------ Dataset ------
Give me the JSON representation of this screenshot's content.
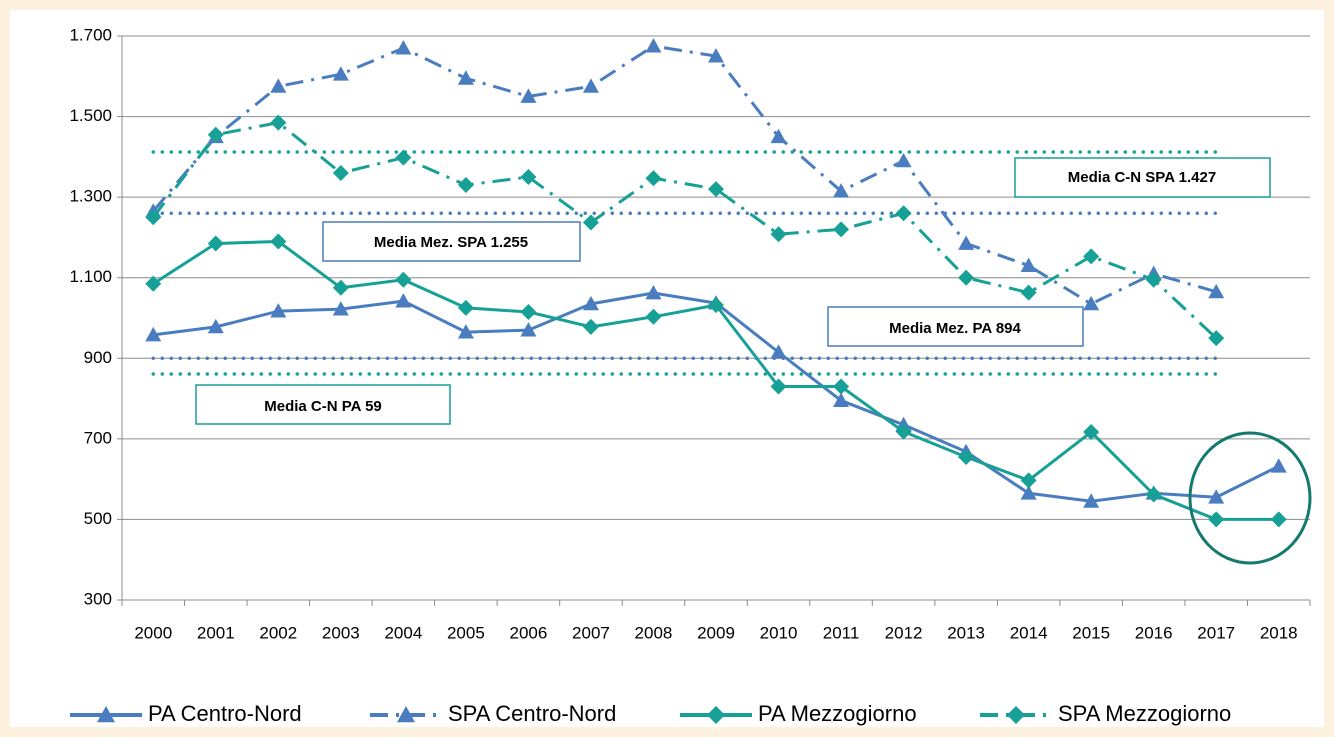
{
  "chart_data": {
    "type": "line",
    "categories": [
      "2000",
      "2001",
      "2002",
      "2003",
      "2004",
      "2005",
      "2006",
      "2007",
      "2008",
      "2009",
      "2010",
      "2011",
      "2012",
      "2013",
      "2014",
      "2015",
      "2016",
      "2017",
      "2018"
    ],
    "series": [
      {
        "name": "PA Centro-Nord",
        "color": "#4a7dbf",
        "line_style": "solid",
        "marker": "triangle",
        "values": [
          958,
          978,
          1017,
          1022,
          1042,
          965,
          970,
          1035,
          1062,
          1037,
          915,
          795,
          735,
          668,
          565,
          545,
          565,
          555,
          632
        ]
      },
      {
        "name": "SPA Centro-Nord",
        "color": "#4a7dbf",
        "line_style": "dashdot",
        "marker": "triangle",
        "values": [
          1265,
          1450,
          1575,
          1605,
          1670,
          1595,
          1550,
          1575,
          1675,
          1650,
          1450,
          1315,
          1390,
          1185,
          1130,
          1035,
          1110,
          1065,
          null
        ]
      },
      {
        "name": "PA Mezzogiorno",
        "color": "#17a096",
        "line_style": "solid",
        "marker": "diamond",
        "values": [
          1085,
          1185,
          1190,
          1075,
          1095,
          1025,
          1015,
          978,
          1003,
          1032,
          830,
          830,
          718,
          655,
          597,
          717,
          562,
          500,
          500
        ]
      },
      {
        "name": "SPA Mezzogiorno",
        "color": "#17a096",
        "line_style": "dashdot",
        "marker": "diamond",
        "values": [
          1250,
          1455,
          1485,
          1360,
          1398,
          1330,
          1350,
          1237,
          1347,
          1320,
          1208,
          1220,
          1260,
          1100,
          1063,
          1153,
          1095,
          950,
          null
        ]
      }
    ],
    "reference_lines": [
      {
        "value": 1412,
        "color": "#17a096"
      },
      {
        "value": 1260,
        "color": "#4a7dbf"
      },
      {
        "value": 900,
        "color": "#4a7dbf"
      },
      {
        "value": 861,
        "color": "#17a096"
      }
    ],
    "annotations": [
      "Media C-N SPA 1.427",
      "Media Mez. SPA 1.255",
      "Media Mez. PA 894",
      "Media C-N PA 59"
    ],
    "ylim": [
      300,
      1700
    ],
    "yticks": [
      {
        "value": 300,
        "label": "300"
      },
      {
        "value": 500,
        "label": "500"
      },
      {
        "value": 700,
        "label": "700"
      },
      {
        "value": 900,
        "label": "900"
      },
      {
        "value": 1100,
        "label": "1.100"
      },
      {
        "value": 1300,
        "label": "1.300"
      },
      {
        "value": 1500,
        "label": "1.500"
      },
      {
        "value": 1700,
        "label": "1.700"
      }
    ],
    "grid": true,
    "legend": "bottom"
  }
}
------
------ Dataset ------
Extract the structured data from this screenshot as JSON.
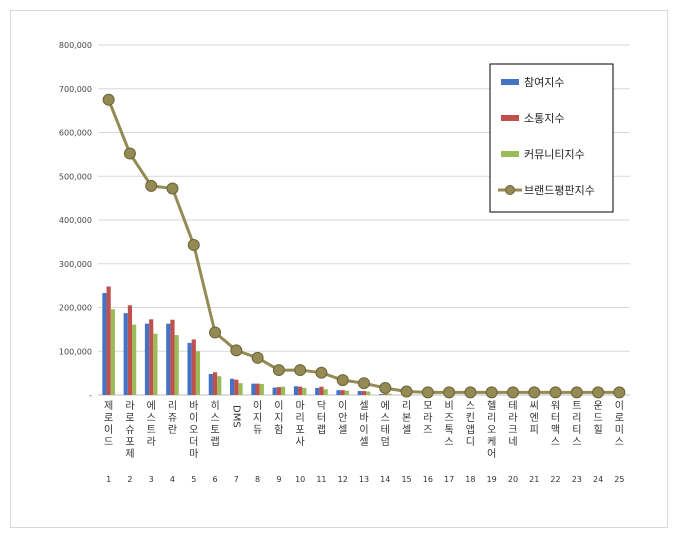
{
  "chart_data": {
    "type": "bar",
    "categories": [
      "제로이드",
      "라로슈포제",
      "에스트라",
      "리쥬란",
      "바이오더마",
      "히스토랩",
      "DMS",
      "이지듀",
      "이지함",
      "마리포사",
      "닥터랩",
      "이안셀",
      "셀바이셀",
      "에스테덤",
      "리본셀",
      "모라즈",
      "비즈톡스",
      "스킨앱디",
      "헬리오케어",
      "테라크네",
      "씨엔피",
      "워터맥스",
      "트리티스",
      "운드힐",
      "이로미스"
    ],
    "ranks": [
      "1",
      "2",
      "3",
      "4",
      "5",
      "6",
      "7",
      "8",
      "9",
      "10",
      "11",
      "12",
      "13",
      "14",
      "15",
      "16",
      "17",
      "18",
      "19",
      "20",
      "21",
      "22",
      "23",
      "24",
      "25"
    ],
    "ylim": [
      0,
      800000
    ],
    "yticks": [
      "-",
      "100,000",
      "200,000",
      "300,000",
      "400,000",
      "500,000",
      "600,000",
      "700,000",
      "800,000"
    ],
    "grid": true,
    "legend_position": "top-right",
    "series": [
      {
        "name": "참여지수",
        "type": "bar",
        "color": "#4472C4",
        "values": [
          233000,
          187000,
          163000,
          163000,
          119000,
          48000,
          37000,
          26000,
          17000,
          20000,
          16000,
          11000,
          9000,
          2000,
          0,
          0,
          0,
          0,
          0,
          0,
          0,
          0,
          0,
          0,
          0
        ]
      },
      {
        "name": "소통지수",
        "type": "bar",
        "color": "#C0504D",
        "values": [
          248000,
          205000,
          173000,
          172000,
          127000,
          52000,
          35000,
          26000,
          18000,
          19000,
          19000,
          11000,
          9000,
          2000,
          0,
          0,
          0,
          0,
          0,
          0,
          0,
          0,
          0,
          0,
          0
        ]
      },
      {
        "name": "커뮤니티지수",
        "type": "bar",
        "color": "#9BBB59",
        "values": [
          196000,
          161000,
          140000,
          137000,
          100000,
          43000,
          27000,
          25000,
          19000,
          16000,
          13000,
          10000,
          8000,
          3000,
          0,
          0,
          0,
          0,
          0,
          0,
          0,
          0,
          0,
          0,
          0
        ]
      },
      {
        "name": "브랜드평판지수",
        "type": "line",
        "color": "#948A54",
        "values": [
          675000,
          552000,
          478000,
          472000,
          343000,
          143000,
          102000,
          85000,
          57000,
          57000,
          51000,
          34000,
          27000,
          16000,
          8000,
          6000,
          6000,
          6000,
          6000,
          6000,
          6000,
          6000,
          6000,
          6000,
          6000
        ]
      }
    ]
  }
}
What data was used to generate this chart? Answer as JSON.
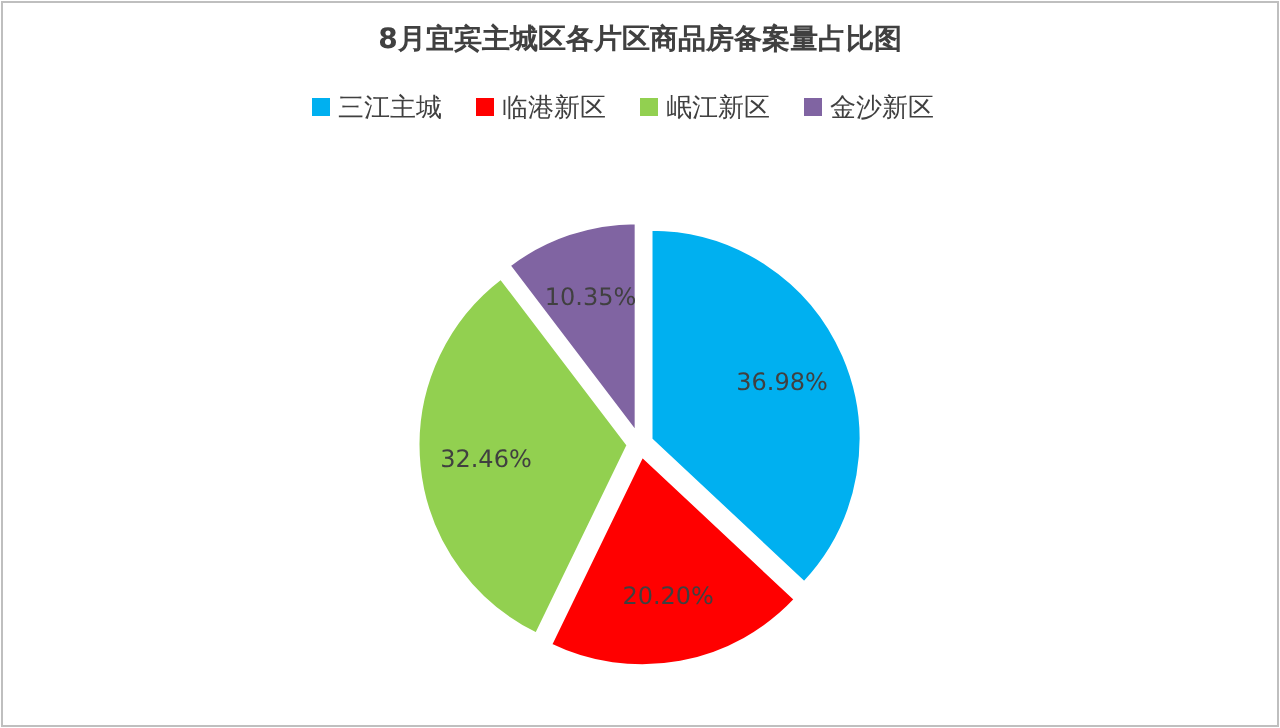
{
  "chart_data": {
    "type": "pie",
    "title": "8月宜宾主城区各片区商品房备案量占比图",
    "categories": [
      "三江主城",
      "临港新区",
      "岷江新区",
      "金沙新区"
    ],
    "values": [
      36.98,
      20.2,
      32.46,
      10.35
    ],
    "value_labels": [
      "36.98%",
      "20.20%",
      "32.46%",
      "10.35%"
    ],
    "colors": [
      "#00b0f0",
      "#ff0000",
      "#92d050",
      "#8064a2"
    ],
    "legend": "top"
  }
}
------
#### [Task]
Each line in the entries above that includes the string "screenshot" should be extracted.

#### [Solution to this problem]
Give me the JSON representation of this screenshot's content.
Extract the structured data from this screenshot as JSON.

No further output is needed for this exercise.